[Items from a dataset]
________

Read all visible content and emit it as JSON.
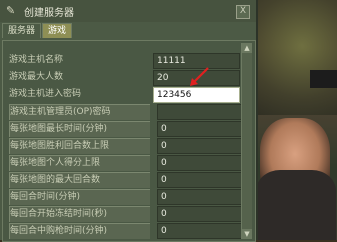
{
  "window": {
    "title": "创建服务器",
    "close": "X"
  },
  "tabs": [
    {
      "label": "服务器"
    },
    {
      "label": "游戏"
    }
  ],
  "settings": [
    {
      "label": "游戏主机名称",
      "value": "11111"
    },
    {
      "label": "游戏最大人数",
      "value": "20"
    },
    {
      "label": "游戏主机进入密码",
      "value": "123456"
    },
    {
      "label": "游戏主机管理员(OP)密码",
      "value": ""
    },
    {
      "label": "每张地图最长时间(分钟)",
      "value": "0"
    },
    {
      "label": "每张地图胜利回合数上限",
      "value": "0"
    },
    {
      "label": "每张地图个人得分上限",
      "value": "0"
    },
    {
      "label": "每张地图的最大回合数",
      "value": "0"
    },
    {
      "label": "每回合时间(分钟)",
      "value": "0"
    },
    {
      "label": "每回合开始冻结时间(秒)",
      "value": "0"
    },
    {
      "label": "每回合中购枪时间(分钟)",
      "value": "0"
    }
  ],
  "colors": {
    "annotation_arrow": "#e02020",
    "active_tab": "#8e8f55"
  }
}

________

▶ **Request**
Leave out the pictures and repeat everything else in the records exactly.

▶ **The completed task**
Read all visible content and emit it as JSON.
{
  "window": {
    "title": "创建服务器",
    "close": "X"
  },
  "tabs": [
    {
      "label": "服务器"
    },
    {
      "label": "游戏"
    }
  ],
  "settings": [
    {
      "label": "游戏主机名称",
      "value": "11111"
    },
    {
      "label": "游戏最大人数",
      "value": "20"
    },
    {
      "label": "游戏主机进入密码",
      "value": "123456"
    },
    {
      "label": "游戏主机管理员(OP)密码",
      "value": ""
    },
    {
      "label": "每张地图最长时间(分钟)",
      "value": "0"
    },
    {
      "label": "每张地图胜利回合数上限",
      "value": "0"
    },
    {
      "label": "每张地图个人得分上限",
      "value": "0"
    },
    {
      "label": "每张地图的最大回合数",
      "value": "0"
    },
    {
      "label": "每回合时间(分钟)",
      "value": "0"
    },
    {
      "label": "每回合开始冻结时间(秒)",
      "value": "0"
    },
    {
      "label": "每回合中购枪时间(分钟)",
      "value": "0"
    }
  ],
  "colors": {
    "annotation_arrow": "#e02020",
    "active_tab": "#8e8f55"
  }
}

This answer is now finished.